What you need to do: Repeat, line for line, the entries printed below.

• • • • •

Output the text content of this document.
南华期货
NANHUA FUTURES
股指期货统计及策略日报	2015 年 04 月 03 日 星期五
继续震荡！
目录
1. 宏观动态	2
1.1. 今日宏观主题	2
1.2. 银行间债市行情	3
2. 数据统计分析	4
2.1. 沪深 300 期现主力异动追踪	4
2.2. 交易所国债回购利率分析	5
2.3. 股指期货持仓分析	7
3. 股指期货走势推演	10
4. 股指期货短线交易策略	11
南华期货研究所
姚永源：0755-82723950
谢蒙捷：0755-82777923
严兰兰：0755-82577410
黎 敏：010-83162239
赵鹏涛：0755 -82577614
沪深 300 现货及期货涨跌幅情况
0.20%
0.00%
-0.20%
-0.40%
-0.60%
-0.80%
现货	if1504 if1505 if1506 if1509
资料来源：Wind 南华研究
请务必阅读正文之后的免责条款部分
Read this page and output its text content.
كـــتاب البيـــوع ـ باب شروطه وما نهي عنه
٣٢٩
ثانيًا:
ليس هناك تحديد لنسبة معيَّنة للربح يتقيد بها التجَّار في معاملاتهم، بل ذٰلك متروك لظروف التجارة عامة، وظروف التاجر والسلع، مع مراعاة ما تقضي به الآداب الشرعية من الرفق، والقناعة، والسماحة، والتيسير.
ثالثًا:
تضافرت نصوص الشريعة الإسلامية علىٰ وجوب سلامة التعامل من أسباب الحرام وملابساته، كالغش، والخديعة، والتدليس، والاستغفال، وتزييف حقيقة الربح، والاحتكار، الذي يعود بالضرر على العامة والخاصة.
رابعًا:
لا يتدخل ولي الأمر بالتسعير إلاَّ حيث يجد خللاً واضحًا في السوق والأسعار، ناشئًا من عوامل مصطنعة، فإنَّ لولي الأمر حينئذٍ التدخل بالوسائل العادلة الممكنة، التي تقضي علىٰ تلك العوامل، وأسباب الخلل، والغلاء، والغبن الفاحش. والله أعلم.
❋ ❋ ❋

• • • • •

Written response:
Output the text content of this document.
南华期货
NANHUA FUTURES
股指期货统计及策略日报	2015 年 04 月 03 日 星期五
继续震荡！
目录
1. 宏观动态	2
1.1. 今日宏观主题	2
1.2. 银行间债市行情	3
2. 数据统计分析	4
2.1. 沪深 300 期现主力异动追踪	4
2.2. 交易所国债回购利率分析	5
2.3. 股指期货持仓分析	7
3. 股指期货走势推演	10
4. 股指期货短线交易策略	11
南华期货研究所
姚永源：0755-82723950
谢蒙捷：0755-82777923
严兰兰：0755-82577410
黎 敏：010-83162239
赵鹏涛：0755 -82577614
沪深 300 现货及期货涨跌幅情况
0.20%
0.00%
-0.20%
-0.40%
-0.60%
-0.80%
现货	if1504 if1505 if1506 if1509
资料来源：Wind 南华研究
请务必阅读正文之后的免责条款部分
Read this page and output its text content.
كـــتاب البيـــوع ـ باب شروطه وما نهي عنه
٣٢٩
ثانيًا:
ليس هناك تحديد لنسبة معيَّنة للربح يتقيد بها التجَّار في معاملاتهم، بل ذٰلك متروك لظروف التجارة عامة، وظروف التاجر والسلع، مع مراعاة ما تقضي به الآداب الشرعية من الرفق، والقناعة، والسماحة، والتيسير.
ثالثًا:
تضافرت نصوص الشريعة الإسلامية علىٰ وجوب سلامة التعامل من أسباب الحرام وملابساته، كالغش، والخديعة، والتدليس، والاستغفال، وتزييف حقيقة الربح، والاحتكار، الذي يعود بالضرر على العامة والخاصة.
رابعًا:
لا يتدخل ولي الأمر بالتسعير إلاَّ حيث يجد خللاً واضحًا في السوق والأسعار، ناشئًا من عوامل مصطنعة، فإنَّ لولي الأمر حينئذٍ التدخل بالوسائل العادلة الممكنة، التي تقضي علىٰ تلك العوامل، وأسباب الخلل، والغلاء، والغبن الفاحش. والله أعلم.
❋ ❋ ❋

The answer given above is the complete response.